_Problem description:_
Your task is to repeat all of the data exactly while excluding the pictures.
Start Extracted material
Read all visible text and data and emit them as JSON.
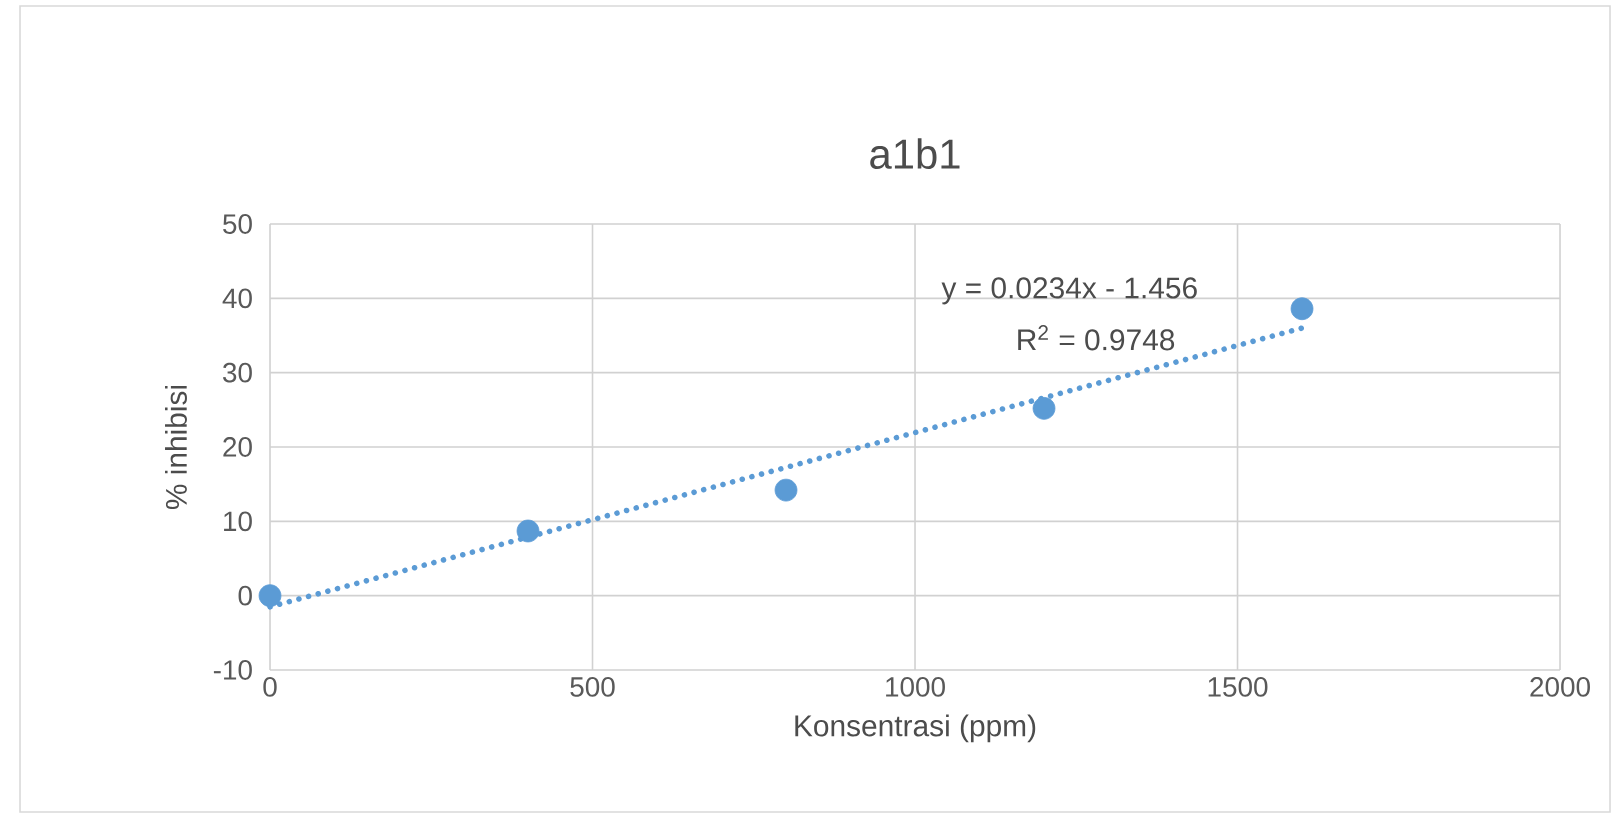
{
  "chart_data": {
    "type": "scatter",
    "title": "a1b1",
    "xlabel": "Konsentrasi (ppm)",
    "ylabel": "% inhibisi",
    "x": [
      0,
      400,
      800,
      1200,
      1600
    ],
    "series": [
      {
        "color": "#5b9bd5",
        "values": [
          0,
          8.7,
          14.2,
          25.2,
          38.6
        ],
        "marker": "circle"
      },
      {
        "type": "line",
        "color": "#5b9bd5",
        "x": [
          0,
          1600
        ],
        "values": [
          -1.5,
          36.0
        ],
        "line_style": "dotted",
        "marker": "none"
      }
    ],
    "annotations": [
      "y = 0.0234x - 1.456",
      "R$^{2}$ = 0.9748"
    ],
    "xlim": [
      0,
      2000
    ],
    "xticks": [
      0,
      500,
      1000,
      1500,
      2000
    ],
    "ylim": [
      -10,
      50
    ],
    "yticks": [
      -10,
      0,
      10,
      20,
      30,
      40,
      50
    ],
    "grid": true
  }
}
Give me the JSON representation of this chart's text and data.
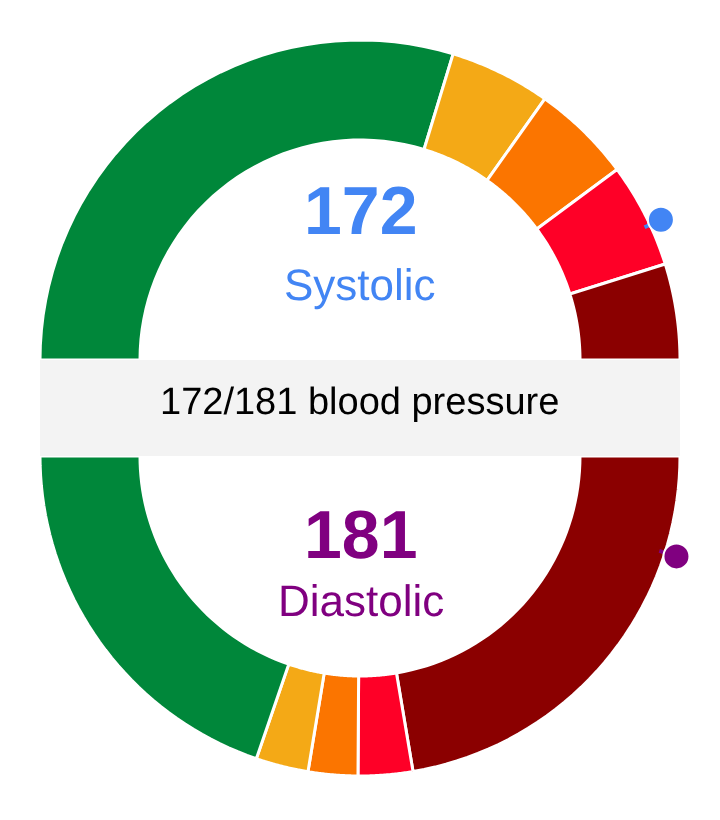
{
  "chart_data": [
    {
      "type": "donut",
      "title": "172/181 blood pressure",
      "categories": [
        null,
        null,
        null,
        null,
        null
      ],
      "values": [
        59.4,
        10.2,
        10.1,
        10.6,
        9.7
      ],
      "colors": [
        "#00873a",
        "#f4a916",
        "#fb7500",
        "#fe0027",
        "#8b0000"
      ],
      "annotations": [
        "172",
        "Systolic"
      ]
    },
    {
      "type": "donut",
      "categories": [
        null,
        null,
        null,
        null,
        null
      ],
      "values": [
        44.7,
        5.5,
        5.0,
        5.3,
        39.5
      ],
      "colors": [
        "#8b0000",
        "#fe0027",
        "#fb7500",
        "#f4a916",
        "#00873a"
      ],
      "annotations": [
        "181",
        "Diastolic"
      ]
    }
  ]
}
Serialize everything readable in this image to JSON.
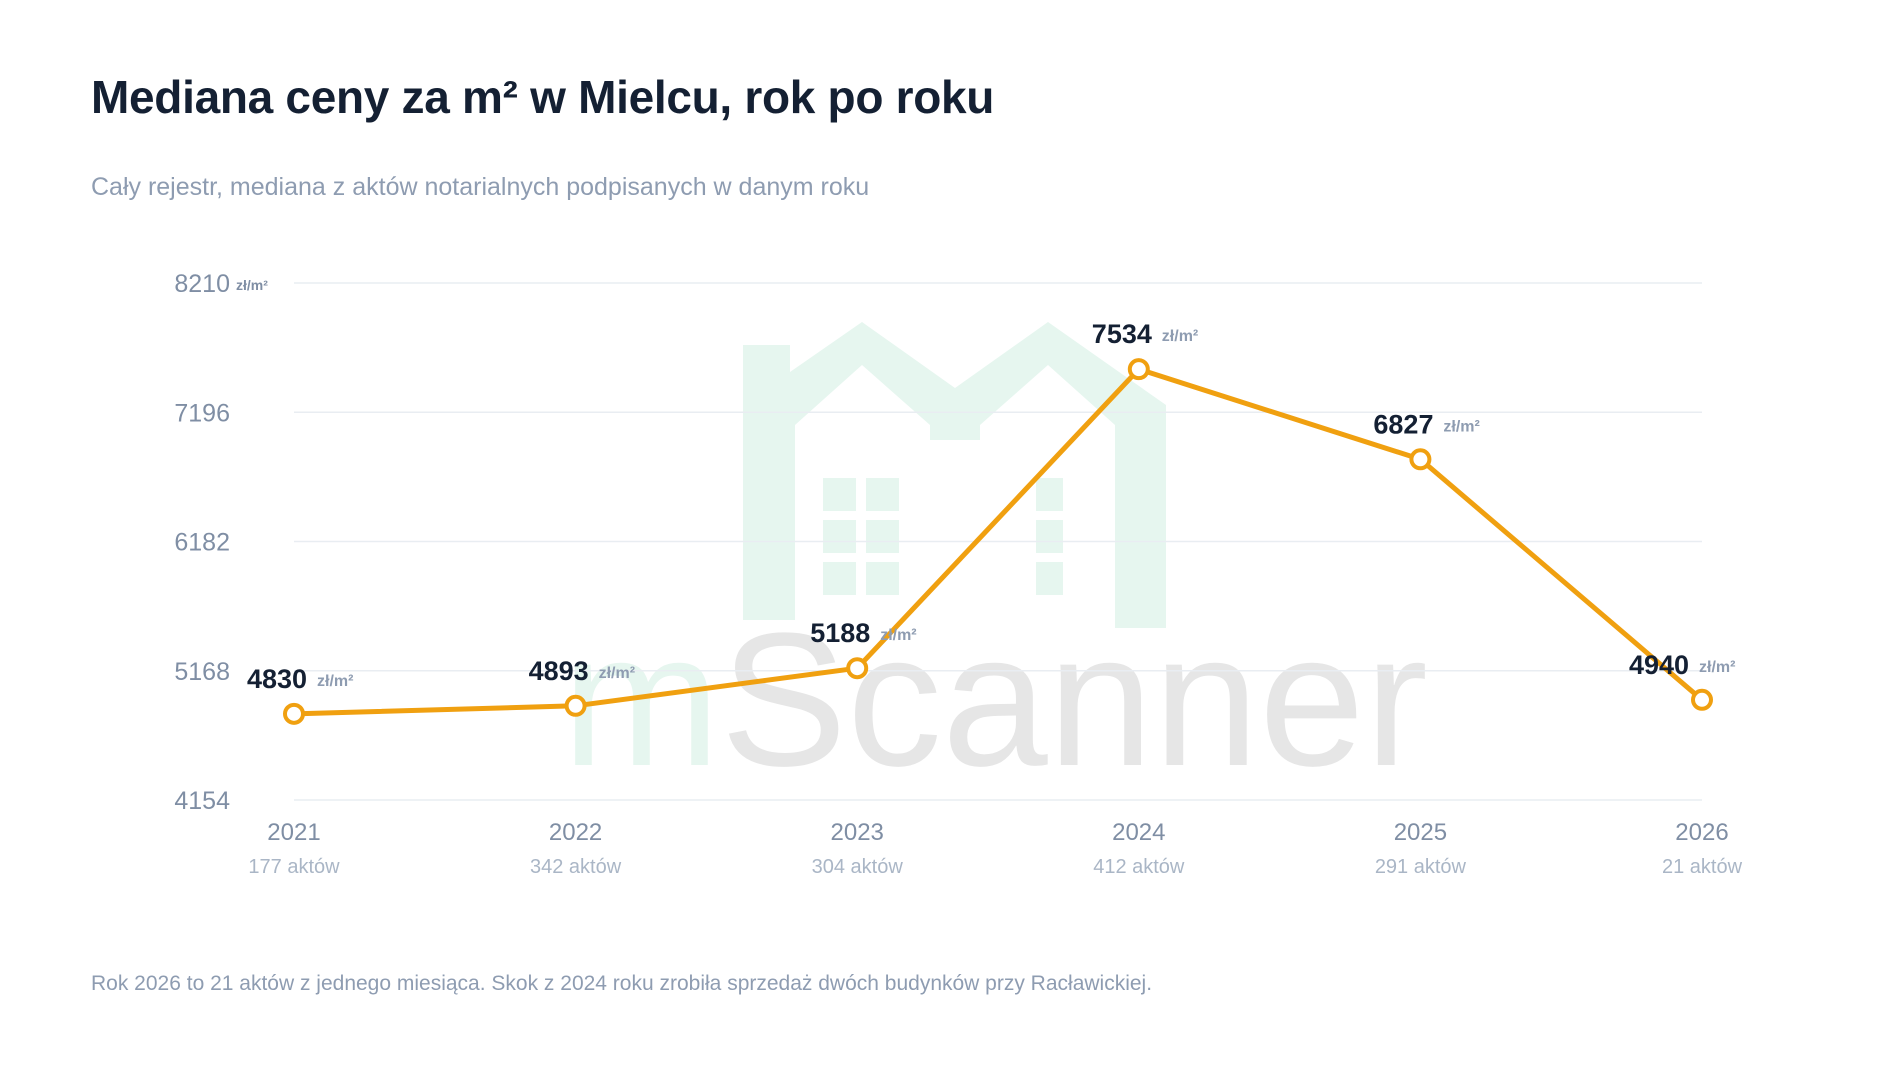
{
  "header": {
    "title": "Mediana ceny za m² w Mielcu, rok po roku",
    "subtitle": "Cały rejestr, mediana z aktów notarialnych podpisanych w danym roku"
  },
  "footer": {
    "note": "Rok 2026 to 21 aktów z jednego miesiąca. Skok z 2024 roku zrobiła sprzedaż dwóch budynków przy Racławickiej."
  },
  "watermark": {
    "text_prefix": "m",
    "text_rest": "Scanner",
    "prefix_color": "#e6f6ef",
    "rest_color": "#e6e6e6",
    "logo_color": "#e6f6ef",
    "icon": "house-logo-icon"
  },
  "chart_data": {
    "type": "line",
    "title": "Mediana ceny za m² w Mielcu, rok po roku",
    "subtitle": "Cały rejestr, mediana z aktów notarialnych podpisanych w danym roku",
    "unit": "zł/m²",
    "categories": [
      "2021",
      "2022",
      "2023",
      "2024",
      "2025",
      "2026"
    ],
    "category_sublabels": [
      "177 aktów",
      "342 aktów",
      "304 aktów",
      "412 aktów",
      "291 aktów",
      "21 aktów"
    ],
    "series": [
      {
        "values": [
          4830,
          4893,
          5188,
          7534,
          6827,
          4940
        ],
        "color": "#f0a010"
      }
    ],
    "y_ticks": [
      4154,
      5168,
      6182,
      7196,
      8210
    ],
    "ylim": [
      4154,
      8210
    ],
    "grid": true,
    "legend": "none"
  }
}
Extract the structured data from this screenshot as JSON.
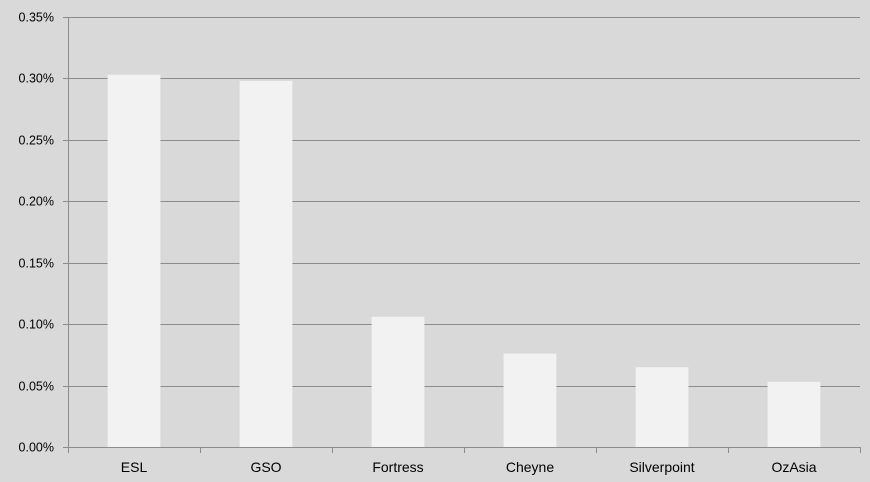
{
  "chart_data": {
    "type": "bar",
    "title": "",
    "xlabel": "",
    "ylabel": "",
    "categories": [
      "ESL",
      "GSO",
      "Fortress",
      "Cheyne",
      "Silverpoint",
      "OzAsia"
    ],
    "values": [
      0.303,
      0.298,
      0.106,
      0.076,
      0.065,
      0.053
    ],
    "ylim": [
      0,
      0.35
    ],
    "yticks": [
      "0.00%",
      "0.05%",
      "0.10%",
      "0.15%",
      "0.20%",
      "0.25%",
      "0.30%",
      "0.35%"
    ],
    "grid": true,
    "legend": "none",
    "colors": {
      "background": "#d9d9d9",
      "bar": "#f2f2f2",
      "gridline": "#8c8c8c",
      "axis": "#8c8c8c",
      "text": "#000000"
    }
  }
}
End Extracted material
_The output:_
Read all visible text and data and emit them as JSON.
{
  "chart_data": {
    "type": "scatter",
    "title": "a1b1",
    "xlabel": "Konsentrasi (ppm)",
    "ylabel": "% inhibisi",
    "x": [
      0,
      400,
      800,
      1200,
      1600
    ],
    "series": [
      {
        "color": "#5b9bd5",
        "values": [
          0,
          8.7,
          14.2,
          25.2,
          38.6
        ],
        "marker": "circle"
      },
      {
        "type": "line",
        "color": "#5b9bd5",
        "x": [
          0,
          1600
        ],
        "values": [
          -1.5,
          36.0
        ],
        "line_style": "dotted",
        "marker": "none"
      }
    ],
    "annotations": [
      "y = 0.0234x - 1.456",
      "R$^{2}$ = 0.9748"
    ],
    "xlim": [
      0,
      2000
    ],
    "xticks": [
      0,
      500,
      1000,
      1500,
      2000
    ],
    "ylim": [
      -10,
      50
    ],
    "yticks": [
      -10,
      0,
      10,
      20,
      30,
      40,
      50
    ],
    "grid": true
  }
}
Give me the JSON representation of this chart's text and data.
{
  "chart_data": [
    {
      "type": "donut",
      "title": "172/181 blood pressure",
      "categories": [
        null,
        null,
        null,
        null,
        null
      ],
      "values": [
        59.4,
        10.2,
        10.1,
        10.6,
        9.7
      ],
      "colors": [
        "#00873a",
        "#f4a916",
        "#fb7500",
        "#fe0027",
        "#8b0000"
      ],
      "annotations": [
        "172",
        "Systolic"
      ]
    },
    {
      "type": "donut",
      "categories": [
        null,
        null,
        null,
        null,
        null
      ],
      "values": [
        44.7,
        5.5,
        5.0,
        5.3,
        39.5
      ],
      "colors": [
        "#8b0000",
        "#fe0027",
        "#fb7500",
        "#f4a916",
        "#00873a"
      ],
      "annotations": [
        "181",
        "Diastolic"
      ]
    }
  ]
}
Serialize everything readable in this image to JSON.
{
  "header": {
    "title": "Mediana ceny za m² w Mielcu, rok po roku",
    "subtitle": "Cały rejestr, mediana z aktów notarialnych podpisanych w danym roku"
  },
  "footer": {
    "note": "Rok 2026 to 21 aktów z jednego miesiąca. Skok z 2024 roku zrobiła sprzedaż dwóch budynków przy Racławickiej."
  },
  "watermark": {
    "text_prefix": "m",
    "text_rest": "Scanner",
    "prefix_color": "#e6f6ef",
    "rest_color": "#e6e6e6",
    "logo_color": "#e6f6ef",
    "icon": "house-logo-icon"
  },
  "chart_data": {
    "type": "line",
    "title": "Mediana ceny za m² w Mielcu, rok po roku",
    "subtitle": "Cały rejestr, mediana z aktów notarialnych podpisanych w danym roku",
    "unit": "zł/m²",
    "categories": [
      "2021",
      "2022",
      "2023",
      "2024",
      "2025",
      "2026"
    ],
    "category_sublabels": [
      "177 aktów",
      "342 aktów",
      "304 aktów",
      "412 aktów",
      "291 aktów",
      "21 aktów"
    ],
    "series": [
      {
        "values": [
          4830,
          4893,
          5188,
          7534,
          6827,
          4940
        ],
        "color": "#f0a010"
      }
    ],
    "y_ticks": [
      4154,
      5168,
      6182,
      7196,
      8210
    ],
    "ylim": [
      4154,
      8210
    ],
    "grid": true,
    "legend": "none"
  }
}
Extract the structured data from this screenshot as JSON.
{
  "chart_data": {
    "type": "bar",
    "title": "",
    "xlabel": "",
    "ylabel": "",
    "categories": [
      "ESL",
      "GSO",
      "Fortress",
      "Cheyne",
      "Silverpoint",
      "OzAsia"
    ],
    "values": [
      0.303,
      0.298,
      0.106,
      0.076,
      0.065,
      0.053
    ],
    "ylim": [
      0,
      0.35
    ],
    "yticks": [
      "0.00%",
      "0.05%",
      "0.10%",
      "0.15%",
      "0.20%",
      "0.25%",
      "0.30%",
      "0.35%"
    ],
    "grid": true,
    "legend": "none",
    "colors": {
      "background": "#d9d9d9",
      "bar": "#f2f2f2",
      "gridline": "#8c8c8c",
      "axis": "#8c8c8c",
      "text": "#000000"
    }
  }
}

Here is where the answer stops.